◆ **SOURCE DATA**:

■ ■ ■ ■ ■ ■ ■

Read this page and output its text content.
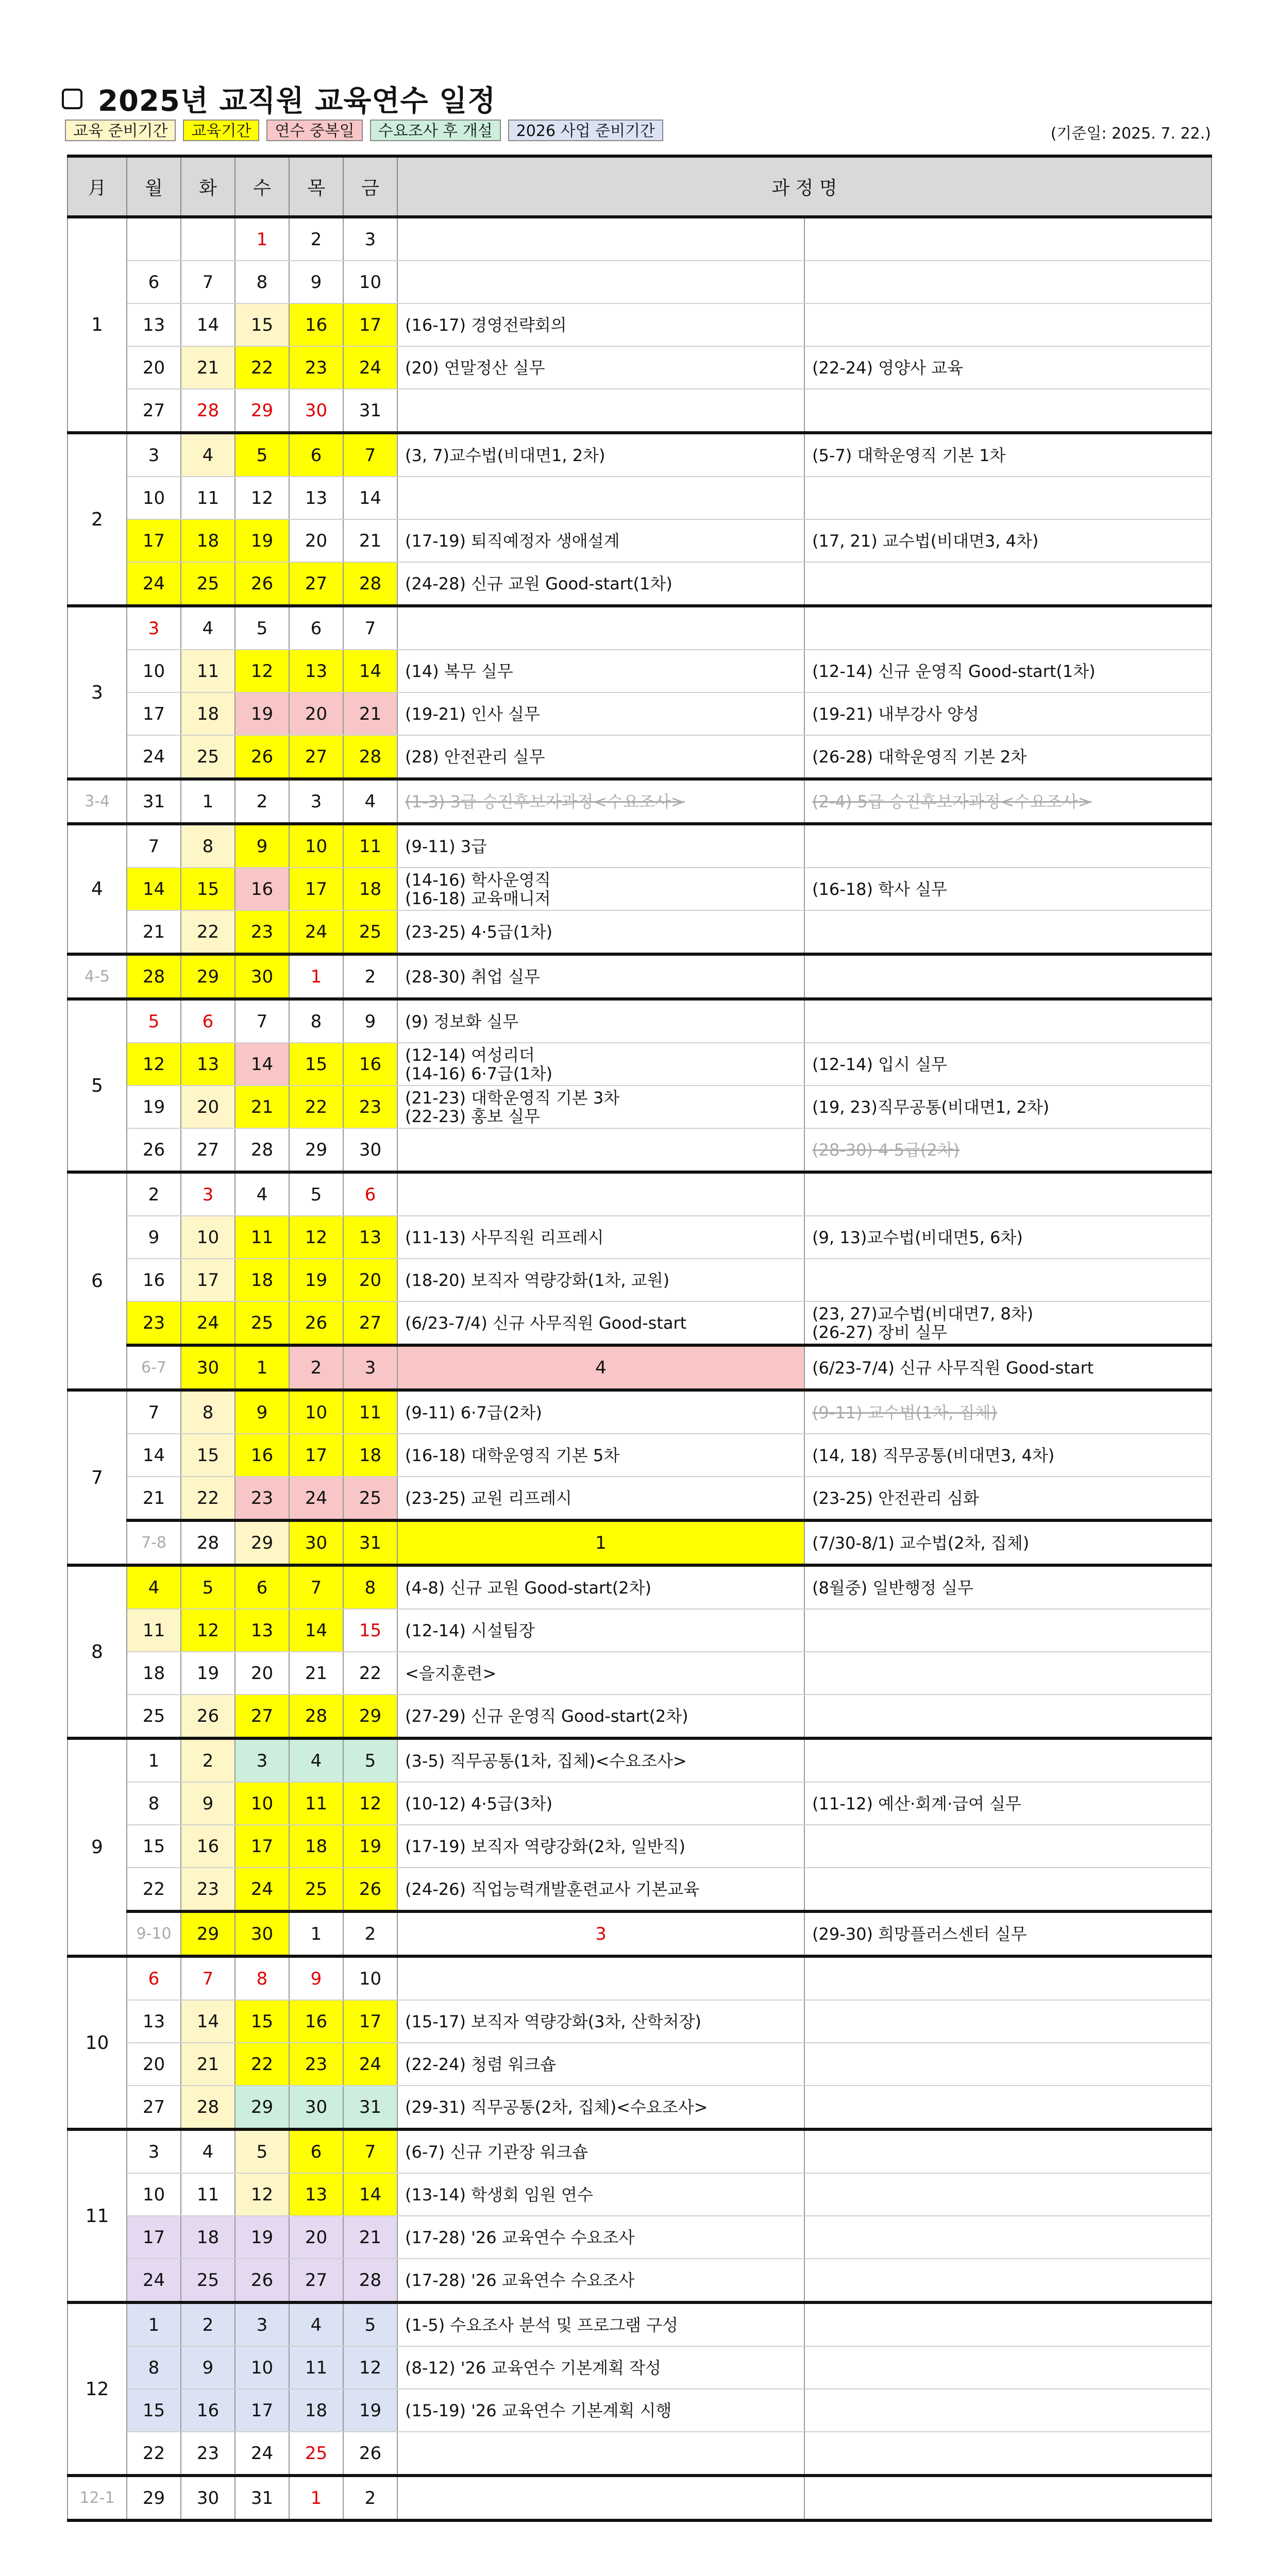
2025년 교직원 교육연수 일정
교육 준비기간	교육기간	연수 중복일	수요조사 후 개설	2026 사업 준비기간	(기준일: 2025. 7. 22.)
月	월	화	수	목	금	과 정 명		
1			1	2	3		

	6	7	8	9	10		

	13	14	15	16	17	(16-17) 경영전략회의		

	20	21	22	23	24	(20) 연말정산 실무	(22-24) 영양사 교육	

	27	28	29	30	31		

2	3	4	5	6	7	(3, 7)교수법(비대면1, 2차)	(5-7) 대학운영직 기본 1차	

	10	11	12	13	14		

	17	18	19	20	21	(17-19) 퇴직예정자 생애설계	(17, 21) 교수법(비대면3, 4차)	

	24	25	26	27	28	(24-28) 신규 교원 Good-start(1차)		

3	3	4	5	6	7		

	10	11	12	13	14	(14) 복무 실무	(12-14) 신규 운영직 Good-start(1차)	

	17	18	19	20	21	(19-21) 인사 실무	(19-21) 내부강사 양성	

	24	25	26	27	28	(28) 안전관리 실무	(26-28) 대학운영직 기본 2차	

3-4	31	1	2	3	4	(1-3) 3급 승진후보자과정<수요조사>	(2-4) 5급 승진후보자과정<수요조사>	

4	7	8	9	10	11	(9-11) 3급		

	14	15	16	17	18	(14-16) 학사운영직
(16-18) 교육매니저	(16-18) 학사 실무	

	21	22	23	24	25	(23-25) 4·5급(1차)		

4-5	28	29	30	1	2	(28-30) 취업 실무		

5	5	6	7	8	9	(9) 정보화 실무		

	12	13	14	15	16	(12-14) 여성리더
(14-16) 6·7급(1차)	(12-14) 입시 실무	

	19	20	21	22	23	(21-23) 대학운영직 기본 3차
(22-23) 홍보 실무	(19, 23)직무공통(비대면1, 2차)	

	26	27	28	29	30		(28-30) 4·5급(2차)	

6	2	3	4	5	6		

	9	10	11	12	13	(11-13) 사무직원 리프레시	(9, 13)교수법(비대면5, 6차)	

	16	17	18	19	20	(18-20) 보직자 역량강화(1차, 교원)		

	23	24	25	26	27	(6/23-7/4) 신규 사무직원 Good-start	(23, 27)교수법(비대면7, 8차)
(26-27) 장비 실무	

	6-7	30	1	2	3	4	(6/23-7/4) 신규 사무직원 Good-start

7	7	8	9	10	11	(9-11) 6·7급(2차)	(9-11) 교수법(1차, 집체)	

	14	15	16	17	18	(16-18) 대학운영직 기본 5차	(14, 18) 직무공통(비대면3, 4차)	

	21	22	23	24	25	(23-25) 교원 리프레시	(23-25) 안전관리 심화	

	7-8	28	29	30	31	1	(7/30-8/1) 교수법(2차, 집체)	

8	4	5	6	7	8	(4-8) 신규 교원 Good-start(2차)	(8월중) 일반행정 실무	

	11	12	13	14	15	(12-14) 시설팀장		

	18	19	20	21	22	<을지훈련>		

	25	26	27	28	29	(27-29) 신규 운영직 Good-start(2차)		

9	1	2	3	4	5	(3-5) 직무공통(1차, 집체)<수요조사>		

	8	9	10	11	12	(10-12) 4·5급(3차)	(11-12) 예산·회계·급여 실무	

	15	16	17	18	19	(17-19) 보직자 역량강화(2차, 일반직)		

	22	23	24	25	26	(24-26) 직업능력개발훈련교사 기본교육		

	9-10	29	30	1	2	3	(29-30) 희망플러스센터 실무	

10	6	7	8	9	10		

	13	14	15	16	17	(15-17) 보직자 역량강화(3차, 산학처장)		

	20	21	22	23	24	(22-24) 청렴 워크숍		

	27	28	29	30	31	(29-31) 직무공통(2차, 집체)<수요조사>		

11	3	4	5	6	7	(6-7) 신규 기관장 워크숍		

	10	11	12	13	14	(13-14) 학생회 임원 연수		

	17	18	19	20	21	(17-28) '26 교육연수 수요조사		

	24	25	26	27	28	(17-28) '26 교육연수 수요조사		

12	1	2	3	4	5	(1-5) 수요조사 분석 및 프로그램 구성		

	8	9	10	11	12	(8-12) '26 교육연수 기본계획 작성		

	15	16	17	18	19	(15-19) '26 교육연수 기본계획 시행		

	22	23	24	25	26		

12-1	29	30	31	1	2		
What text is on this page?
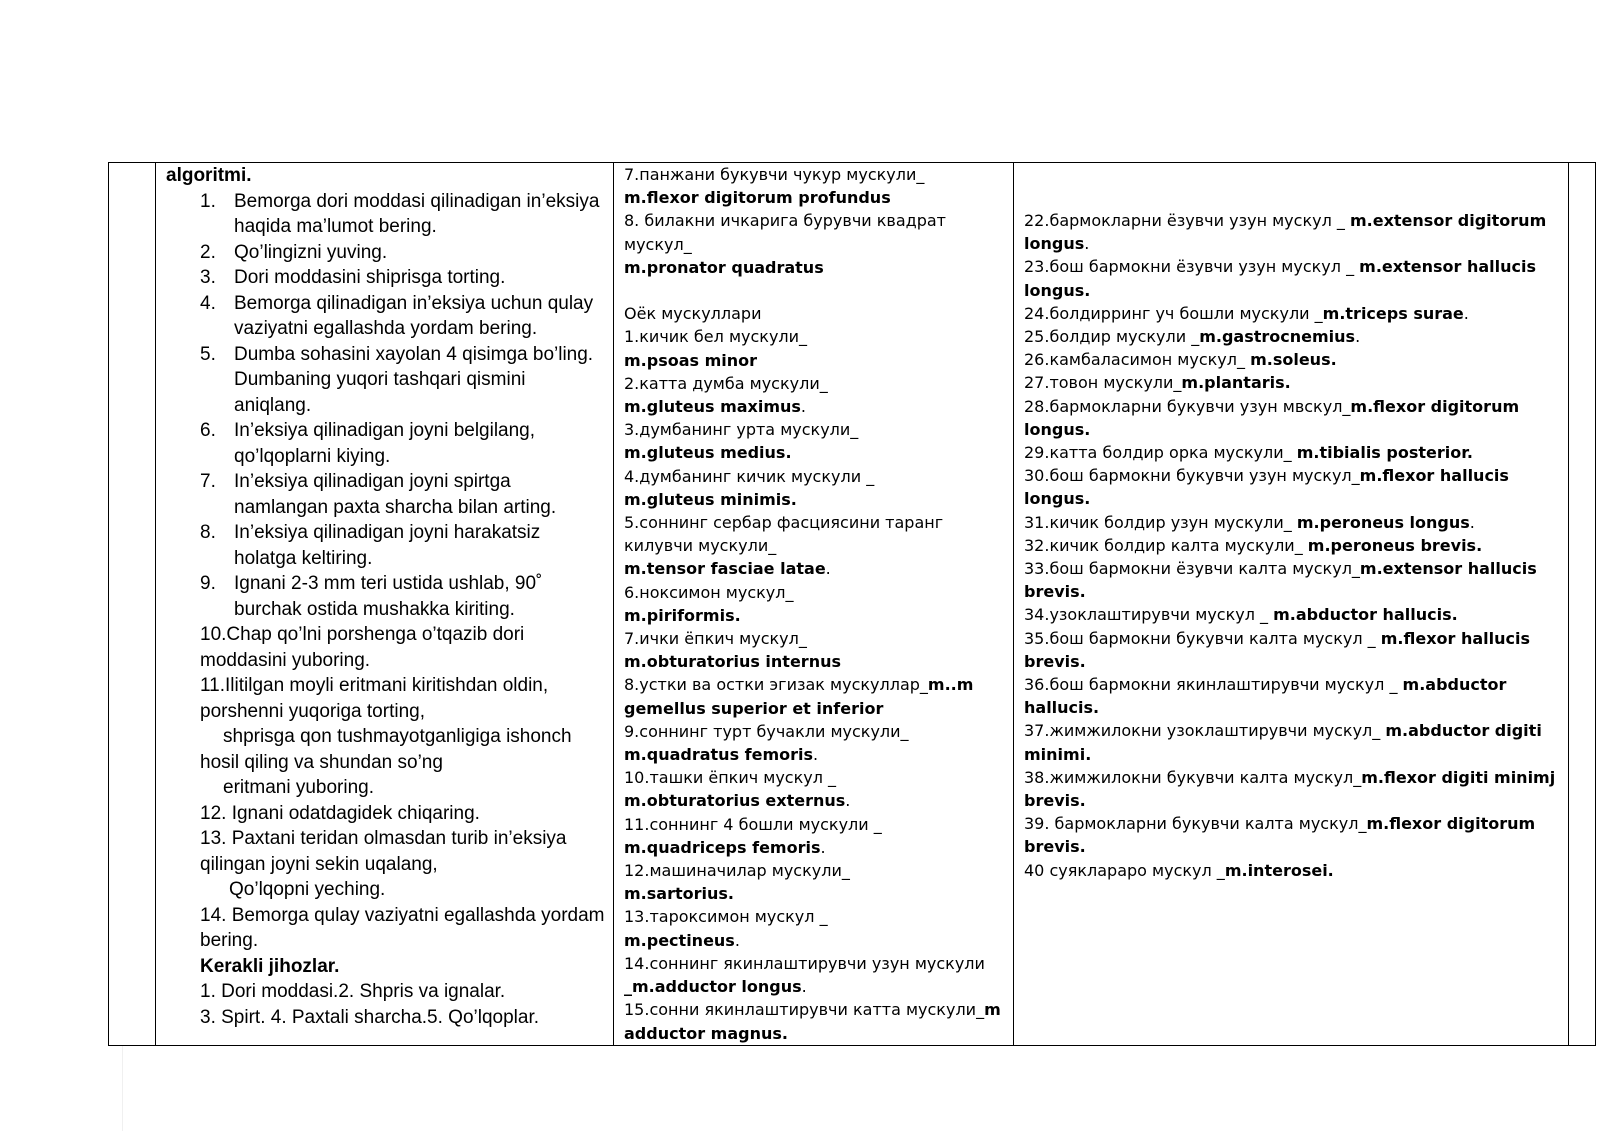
algoritmi.
1. Bemorga dori moddasi qilinadigan in’eksiya haqida ma’lumot bering.
2. Qo’lingizni yuving.
3. Dori moddasini shiprisga torting.
4. Bemorga qilinadigan in’eksiya uchun qulay vaziyatni egallashda yordam bering.
5. Dumba sohasini xayolan 4 qisimga bo’ling. Dumbaning yuqori tashqari qismini aniqlang.
6. In’eksiya qilinadigan joyni belgilang, qo’lqoplarni kiying.
7. In’eksiya qilinadigan joyni spirtga namlangan paxta sharcha bilan arting.
8. In’eksiya qilinadigan joyni harakatsiz holatga keltiring.
9. Ignani 2-3 mm teri ustida ushlab, 90˚ burchak ostida mushakka kiriting.
10.Chap qo’lni porshenga o’tqazib dori moddasini yuboring.
11.Ilitilgan moyli eritmani kiritishdan oldin, porshenni yuqoriga torting,
shprisga qon tushmayotganligiga ishonch hosil qiling va shundan so’ng
eritmani yuboring.
12. Ignani odatdagidek chiqaring.
13. Paxtani teridan olmasdan turib in’eksiya qilingan joyni sekin uqalang,
Qo’lqopni yeching.
14. Bemorga qulay vaziyatni egallashda yordam bering.
Kerakli jihozlar.
1. Dori moddasi.2. Shpris va ignalar.
3. Spirt. 4. Paxtali sharcha.5. Qo’lqoplar.

7.панжани букувчи чукур мускули_
m.flexor digitorum profundus
8. билакни ичкарига бурувчи квадрат мускул_
m.pronator quadratus
Оёк мускуллари
1.кичик бел мускули_
m.psoas minor
2.катта думба мускули_
m.gluteus maximus.
3.думбанинг урта мускули_
m.gluteus medius.
4.думбанинг кичик мускули _
m.gluteus minimis.
5.соннинг сербар фасциясини таранг килувчи мускули_
m.tensor fasciae latae.
6.ноксимон мускул_
m.piriformis.
7.ички ёпкич мускул_
m.obturatorius internus
8.устки ва остки эгизак мускуллар_m..m gemellus superior et inferior
9.соннинг турт бучакли мускули_
m.quadratus femoris.
10.ташки ёпкич мускул _
m.obturatorius externus.
11.соннинг 4 бошли мускули _
m.quadriceps femoris.
12.машиначилар мускули_
m.sartorius.
13.тароксимон мускул _
m.pectineus.
14.соннинг якинлаштирувчи узун мускули
_m.adductor longus.
15.сонни якинлаштирувчи катта мускули_m adductor magnus.

22.бармокларни ёзувчи узун мускул _ m.extensor digitorum longus.
23.бош бармокни ёзувчи узун мускул _ m.extensor hallucis longus.
24.болдирринг уч бошли мускули _m.triceps surae.
25.болдир мускули _m.gastrocnemius.
26.камбаласимон мускул_ m.soleus.
27.товон мускули_m.plantaris.
28.бармокларни букувчи узун мвскул_m.flexor digitorum longus.
29.катта болдир орка мускули_ m.tibialis posterior.
30.бош бармокни букувчи узун мускул_m.flexor hallucis longus.
31.кичик болдир узун мускули_ m.peroneus longus.
32.кичик болдир калта мускули_ m.peroneus brevis.
33.бош бармокни ёзувчи калта мускул_m.extensor hallucis brevis.
34.узоклаштирувчи мускул _ m.abductor hallucis.
35.бош бармокни букувчи калта мускул _ m.flexor hallucis brevis.
36.бош бармокни якинлаштирувчи мускул _ m.abductor hallucis.
37.жимжилокни узоклаштирувчи мускул_ m.abductor digiti minimi.
38.жимжилокни букувчи калта мускул_m.flexor digiti minimj brevis.
39. бармокларни букувчи калта мускул_m.flexor digitorum brevis.
40 суяклараро мускул _m.interosei.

■ ■ ■ ■ ■ ■ ■

Locate each line with the word "катта" and copy it.

2.катта думба мускули_
15.сонни якинлаштирувчи катта мускули_m adductor magnus.
29.катта болдир орка мускули_ m.tibialis posterior.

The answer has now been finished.